- **Aim**:
Don't copy the pictures; return every other part of the records exactly.

____ Exercise materials

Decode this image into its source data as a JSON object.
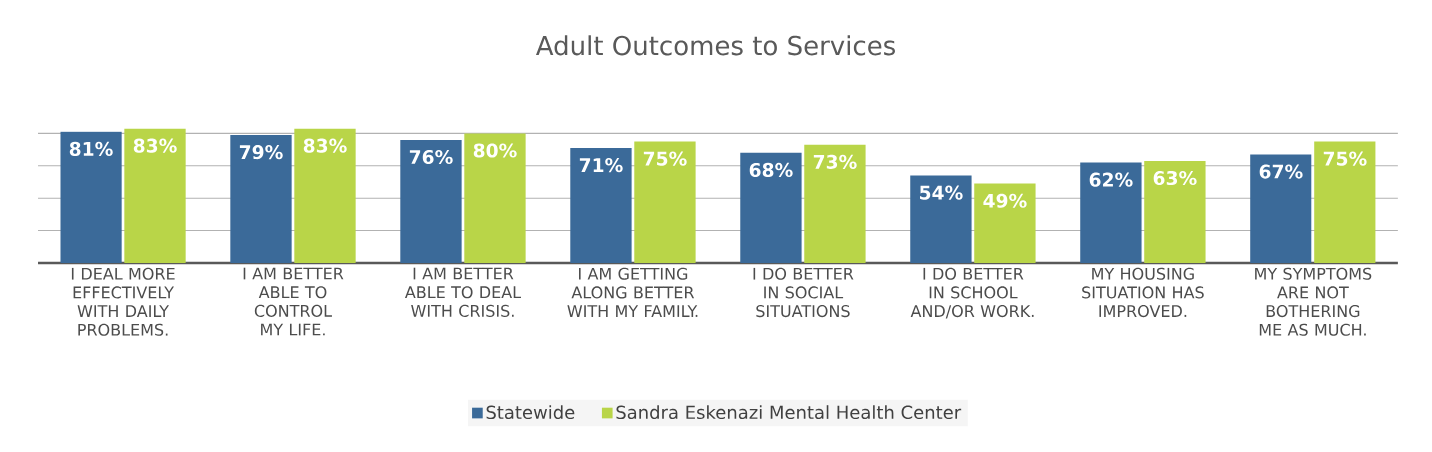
{
  "chart_data": {
    "type": "bar",
    "title": "Adult Outcomes to Services",
    "categories": [
      "I DEAL MORE EFFECTIVELY WITH DAILY PROBLEMS.",
      "I AM BETTER ABLE TO CONTROL MY LIFE.",
      "I AM BETTER ABLE TO DEAL WITH CRISIS.",
      "I AM GETTING ALONG BETTER WITH MY FAMILY.",
      "I DO BETTER IN SOCIAL SITUATIONS",
      "I DO BETTER IN SCHOOL AND/OR WORK.",
      "MY HOUSING SITUATION HAS IMPROVED.",
      "MY SYMPTOMS ARE NOT BOTHERING ME AS MUCH."
    ],
    "series": [
      {
        "name": "Statewide",
        "color": "#3b6a99",
        "values": [
          81,
          79,
          76,
          71,
          68,
          54,
          62,
          67
        ],
        "value_labels": [
          "81%",
          "79%",
          "76%",
          "71%",
          "68%",
          "54%",
          "62%",
          "67%"
        ]
      },
      {
        "name": "Sandra Eskenazi Mental Health Center",
        "color": "#b9d548",
        "values": [
          83,
          83,
          80,
          75,
          73,
          49,
          63,
          75
        ],
        "value_labels": [
          "83%",
          "83%",
          "80%",
          "75%",
          "73%",
          "49%",
          "63%",
          "75%"
        ]
      }
    ],
    "grid": "y",
    "legend": "bottom",
    "tick_labels": "x"
  }
}
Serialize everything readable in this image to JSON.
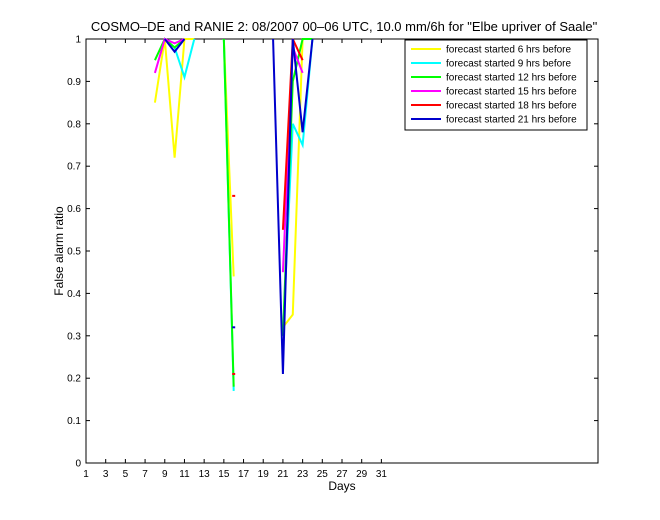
{
  "chart_data": {
    "type": "line",
    "title": "COSMO–DE and RANIE 2: 08/2007 00–06 UTC, 10.0 mm/6h for \"Elbe upriver of Saale\"",
    "xlabel": "Days",
    "ylabel": "False alarm ratio",
    "xlim": [
      1,
      53
    ],
    "ylim": [
      0,
      1
    ],
    "xticks": [
      1,
      3,
      5,
      7,
      9,
      11,
      13,
      15,
      17,
      19,
      21,
      23,
      25,
      27,
      29,
      31
    ],
    "yticks": [
      0,
      0.1,
      0.2,
      0.3,
      0.4,
      0.5,
      0.6,
      0.7,
      0.8,
      0.9,
      1
    ],
    "ytick_labels": [
      "0",
      "0.1",
      "0.2",
      "0.3",
      "0.4",
      "0.5",
      "0.6",
      "0.7",
      "0.8",
      "0.9",
      "1"
    ],
    "grid": false,
    "legend_position": "top-right",
    "series": [
      {
        "name": "forecast started 6 hrs before",
        "color": "#ffff00",
        "segments": [
          [
            [
              8,
              0.85
            ],
            [
              9,
              1.0
            ],
            [
              10,
              0.72
            ],
            [
              11,
              1.0
            ],
            [
              12,
              1.0
            ]
          ],
          [
            [
              15,
              1.0
            ],
            [
              16,
              0.44
            ]
          ],
          [
            [
              21,
              0.32
            ],
            [
              22,
              0.35
            ],
            [
              23,
              1.0
            ],
            [
              24,
              1.0
            ]
          ]
        ]
      },
      {
        "name": "forecast started 9 hrs before",
        "color": "#00ffff",
        "segments": [
          [
            [
              9,
              1.0
            ],
            [
              10,
              0.98
            ],
            [
              11,
              0.91
            ],
            [
              12,
              1.0
            ]
          ],
          [
            [
              15,
              1.0
            ],
            [
              16,
              0.17
            ]
          ],
          [
            [
              21,
              0.3
            ],
            [
              22,
              0.8
            ],
            [
              23,
              0.75
            ],
            [
              24,
              1.0
            ]
          ]
        ]
      },
      {
        "name": "forecast started 12 hrs before",
        "color": "#00ff00",
        "segments": [
          [
            [
              8,
              0.95
            ],
            [
              9,
              1.0
            ],
            [
              10,
              0.98
            ],
            [
              11,
              1.0
            ]
          ],
          [
            [
              15,
              1.0
            ],
            [
              16,
              0.18
            ]
          ],
          [
            [
              21,
              0.3
            ],
            [
              22,
              0.9
            ],
            [
              23,
              1.0
            ],
            [
              24,
              1.0
            ]
          ]
        ]
      },
      {
        "name": "forecast started 15 hrs before",
        "color": "#ff00ff",
        "segments": [
          [
            [
              8,
              0.92
            ],
            [
              9,
              1.0
            ],
            [
              10,
              0.99
            ],
            [
              11,
              1.0
            ]
          ],
          [
            [
              21,
              0.45
            ],
            [
              22,
              0.98
            ],
            [
              23,
              0.92
            ]
          ]
        ]
      },
      {
        "name": "forecast started 18 hrs before",
        "color": "#ff0000",
        "segments": [
          [
            [
              16,
              0.63
            ]
          ],
          [
            [
              16,
              0.21
            ]
          ],
          [
            [
              21,
              0.55
            ],
            [
              22,
              1.0
            ],
            [
              23,
              0.95
            ]
          ]
        ]
      },
      {
        "name": "forecast started 21 hrs before",
        "color": "#0000cc",
        "segments": [
          [
            [
              9,
              1.0
            ],
            [
              10,
              0.97
            ],
            [
              11,
              1.0
            ]
          ],
          [
            [
              16,
              0.32
            ]
          ],
          [
            [
              20,
              1.0
            ],
            [
              21,
              0.21
            ],
            [
              22,
              1.0
            ],
            [
              23,
              0.78
            ],
            [
              24,
              1.0
            ]
          ]
        ]
      }
    ]
  }
}
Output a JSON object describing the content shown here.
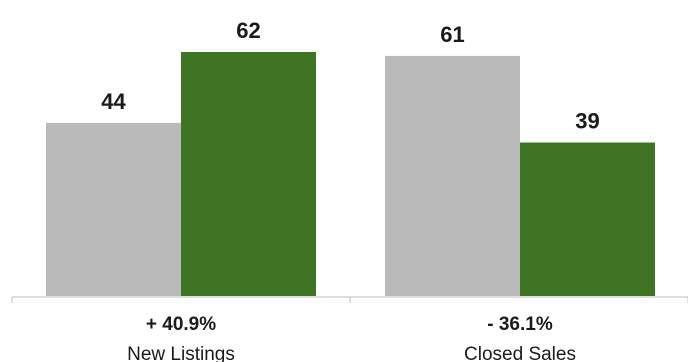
{
  "chart_data": {
    "type": "bar",
    "categories": [
      "New Listings",
      "Closed Sales"
    ],
    "series": [
      {
        "values": [
          44,
          61
        ],
        "color": "#bababa"
      },
      {
        "values": [
          62,
          39
        ],
        "color": "#3f7424"
      }
    ],
    "change_labels": [
      "+ 40.9%",
      "- 36.1%"
    ],
    "ylim": [
      0,
      62
    ],
    "grid": false,
    "legend": "none",
    "axis_color": "#bfbfbf"
  }
}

________

- **Result of the exercise**:
Decode this image into its source data as a JSON object.
{
  "chart_data": {
    "type": "bar",
    "title": "Adult Outcomes to Services",
    "categories": [
      "I DEAL MORE EFFECTIVELY WITH DAILY PROBLEMS.",
      "I AM BETTER ABLE TO CONTROL MY LIFE.",
      "I AM BETTER ABLE TO DEAL WITH CRISIS.",
      "I AM GETTING ALONG BETTER WITH MY FAMILY.",
      "I DO BETTER IN SOCIAL SITUATIONS",
      "I DO BETTER IN SCHOOL AND/OR WORK.",
      "MY HOUSING SITUATION HAS IMPROVED.",
      "MY SYMPTOMS ARE NOT BOTHERING ME AS MUCH."
    ],
    "series": [
      {
        "name": "Statewide",
        "color": "#3b6a99",
        "values": [
          81,
          79,
          76,
          71,
          68,
          54,
          62,
          67
        ],
        "value_labels": [
          "81%",
          "79%",
          "76%",
          "71%",
          "68%",
          "54%",
          "62%",
          "67%"
        ]
      },
      {
        "name": "Sandra Eskenazi Mental Health Center",
        "color": "#b9d548",
        "values": [
          83,
          83,
          80,
          75,
          73,
          49,
          63,
          75
        ],
        "value_labels": [
          "83%",
          "83%",
          "80%",
          "75%",
          "73%",
          "49%",
          "63%",
          "75%"
        ]
      }
    ],
    "grid": "y",
    "legend": "bottom",
    "tick_labels": "x"
  }
}
Serialize everything readable in this image to JSON.
{
  "chart_data": {
    "type": "line",
    "title": "COSMO–DE and RANIE 2: 08/2007 00–06 UTC, 10.0 mm/6h for \"Elbe upriver of Saale\"",
    "xlabel": "Days",
    "ylabel": "False alarm ratio",
    "xlim": [
      1,
      53
    ],
    "ylim": [
      0,
      1
    ],
    "xticks": [
      1,
      3,
      5,
      7,
      9,
      11,
      13,
      15,
      17,
      19,
      21,
      23,
      25,
      27,
      29,
      31
    ],
    "yticks": [
      0,
      0.1,
      0.2,
      0.3,
      0.4,
      0.5,
      0.6,
      0.7,
      0.8,
      0.9,
      1
    ],
    "ytick_labels": [
      "0",
      "0.1",
      "0.2",
      "0.3",
      "0.4",
      "0.5",
      "0.6",
      "0.7",
      "0.8",
      "0.9",
      "1"
    ],
    "grid": false,
    "legend_position": "top-right",
    "series": [
      {
        "name": "forecast started 6 hrs before",
        "color": "#ffff00",
        "segments": [
          [
            [
              8,
              0.85
            ],
            [
              9,
              1.0
            ],
            [
              10,
              0.72
            ],
            [
              11,
              1.0
            ],
            [
              12,
              1.0
            ]
          ],
          [
            [
              15,
              1.0
            ],
            [
              16,
              0.44
            ]
          ],
          [
            [
              21,
              0.32
            ],
            [
              22,
              0.35
            ],
            [
              23,
              1.0
            ],
            [
              24,
              1.0
            ]
          ]
        ]
      },
      {
        "name": "forecast started 9 hrs before",
        "color": "#00ffff",
        "segments": [
          [
            [
              9,
              1.0
            ],
            [
              10,
              0.98
            ],
            [
              11,
              0.91
            ],
            [
              12,
              1.0
            ]
          ],
          [
            [
              15,
              1.0
            ],
            [
              16,
              0.17
            ]
          ],
          [
            [
              21,
              0.3
            ],
            [
              22,
              0.8
            ],
            [
              23,
              0.75
            ],
            [
              24,
              1.0
            ]
          ]
        ]
      },
      {
        "name": "forecast started 12 hrs before",
        "color": "#00ff00",
        "segments": [
          [
            [
              8,
              0.95
            ],
            [
              9,
              1.0
            ],
            [
              10,
              0.98
            ],
            [
              11,
              1.0
            ]
          ],
          [
            [
              15,
              1.0
            ],
            [
              16,
              0.18
            ]
          ],
          [
            [
              21,
              0.3
            ],
            [
              22,
              0.9
            ],
            [
              23,
              1.0
            ],
            [
              24,
              1.0
            ]
          ]
        ]
      },
      {
        "name": "forecast started 15 hrs before",
        "color": "#ff00ff",
        "segments": [
          [
            [
              8,
              0.92
            ],
            [
              9,
              1.0
            ],
            [
              10,
              0.99
            ],
            [
              11,
              1.0
            ]
          ],
          [
            [
              21,
              0.45
            ],
            [
              22,
              0.98
            ],
            [
              23,
              0.92
            ]
          ]
        ]
      },
      {
        "name": "forecast started 18 hrs before",
        "color": "#ff0000",
        "segments": [
          [
            [
              16,
              0.63
            ]
          ],
          [
            [
              16,
              0.21
            ]
          ],
          [
            [
              21,
              0.55
            ],
            [
              22,
              1.0
            ],
            [
              23,
              0.95
            ]
          ]
        ]
      },
      {
        "name": "forecast started 21 hrs before",
        "color": "#0000cc",
        "segments": [
          [
            [
              9,
              1.0
            ],
            [
              10,
              0.97
            ],
            [
              11,
              1.0
            ]
          ],
          [
            [
              16,
              0.32
            ]
          ],
          [
            [
              20,
              1.0
            ],
            [
              21,
              0.21
            ],
            [
              22,
              1.0
            ],
            [
              23,
              0.78
            ],
            [
              24,
              1.0
            ]
          ]
        ]
      }
    ]
  }
}
Output a JSON object describing the content shown here.
{
  "chart_data": {
    "type": "bar",
    "categories": [
      "New Listings",
      "Closed Sales"
    ],
    "series": [
      {
        "values": [
          44,
          61
        ],
        "color": "#bababa"
      },
      {
        "values": [
          62,
          39
        ],
        "color": "#3f7424"
      }
    ],
    "change_labels": [
      "+ 40.9%",
      "- 36.1%"
    ],
    "ylim": [
      0,
      62
    ],
    "grid": false,
    "legend": "none",
    "axis_color": "#bfbfbf"
  }
}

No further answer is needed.